*** ITEMS
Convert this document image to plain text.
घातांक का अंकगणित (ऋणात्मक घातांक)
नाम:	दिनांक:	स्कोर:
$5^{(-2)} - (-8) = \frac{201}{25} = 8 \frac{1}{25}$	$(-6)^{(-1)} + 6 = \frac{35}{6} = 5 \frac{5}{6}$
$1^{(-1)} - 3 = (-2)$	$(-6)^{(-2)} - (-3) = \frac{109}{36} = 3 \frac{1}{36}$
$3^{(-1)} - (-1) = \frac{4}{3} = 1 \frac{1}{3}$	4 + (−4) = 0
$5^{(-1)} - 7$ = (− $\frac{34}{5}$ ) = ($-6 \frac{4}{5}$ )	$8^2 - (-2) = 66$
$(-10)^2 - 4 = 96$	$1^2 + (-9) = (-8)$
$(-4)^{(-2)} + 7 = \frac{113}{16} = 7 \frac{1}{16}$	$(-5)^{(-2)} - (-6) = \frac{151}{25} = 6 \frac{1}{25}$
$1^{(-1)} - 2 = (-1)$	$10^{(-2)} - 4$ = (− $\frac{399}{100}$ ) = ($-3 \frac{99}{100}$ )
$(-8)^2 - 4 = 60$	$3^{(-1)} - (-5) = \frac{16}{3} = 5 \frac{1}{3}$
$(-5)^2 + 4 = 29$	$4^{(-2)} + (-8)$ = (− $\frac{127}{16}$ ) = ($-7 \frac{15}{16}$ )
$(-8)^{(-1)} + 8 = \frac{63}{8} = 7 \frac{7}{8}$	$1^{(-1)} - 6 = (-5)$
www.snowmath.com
******
Make an exact copy of every line in the data.

Convert this document image to plain text.
घातांक का अंकगणित (ऋणात्मक घातांक)
नाम:	दिनांक:	स्कोर:
$5^{(-2)} - (-8) = \frac{201}{25} = 8 \frac{1}{25}$	$(-6)^{(-1)} + 6 = \frac{35}{6} = 5 \frac{5}{6}$
$1^{(-1)} - 3 = (-2)$	$(-6)^{(-2)} - (-3) = \frac{109}{36} = 3 \frac{1}{36}$
$3^{(-1)} - (-1) = \frac{4}{3} = 1 \frac{1}{3}$	4 + (−4) = 0
$5^{(-1)} - 7$ = (− $\frac{34}{5}$ ) = ($-6 \frac{4}{5}$ )	$8^2 - (-2) = 66$
$(-10)^2 - 4 = 96$	$1^2 + (-9) = (-8)$
$(-4)^{(-2)} + 7 = \frac{113}{16} = 7 \frac{1}{16}$	$(-5)^{(-2)} - (-6) = \frac{151}{25} = 6 \frac{1}{25}$
$1^{(-1)} - 2 = (-1)$	$10^{(-2)} - 4$ = (− $\frac{399}{100}$ ) = ($-3 \frac{99}{100}$ )
$(-8)^2 - 4 = 60$	$3^{(-1)} - (-5) = \frac{16}{3} = 5 \frac{1}{3}$
$(-5)^2 + 4 = 29$	$4^{(-2)} + (-8)$ = (− $\frac{127}{16}$ ) = ($-7 \frac{15}{16}$ )
$(-8)^{(-1)} + 8 = \frac{63}{8} = 7 \frac{7}{8}$	$1^{(-1)} - 6 = (-5)$
www.snowmath.com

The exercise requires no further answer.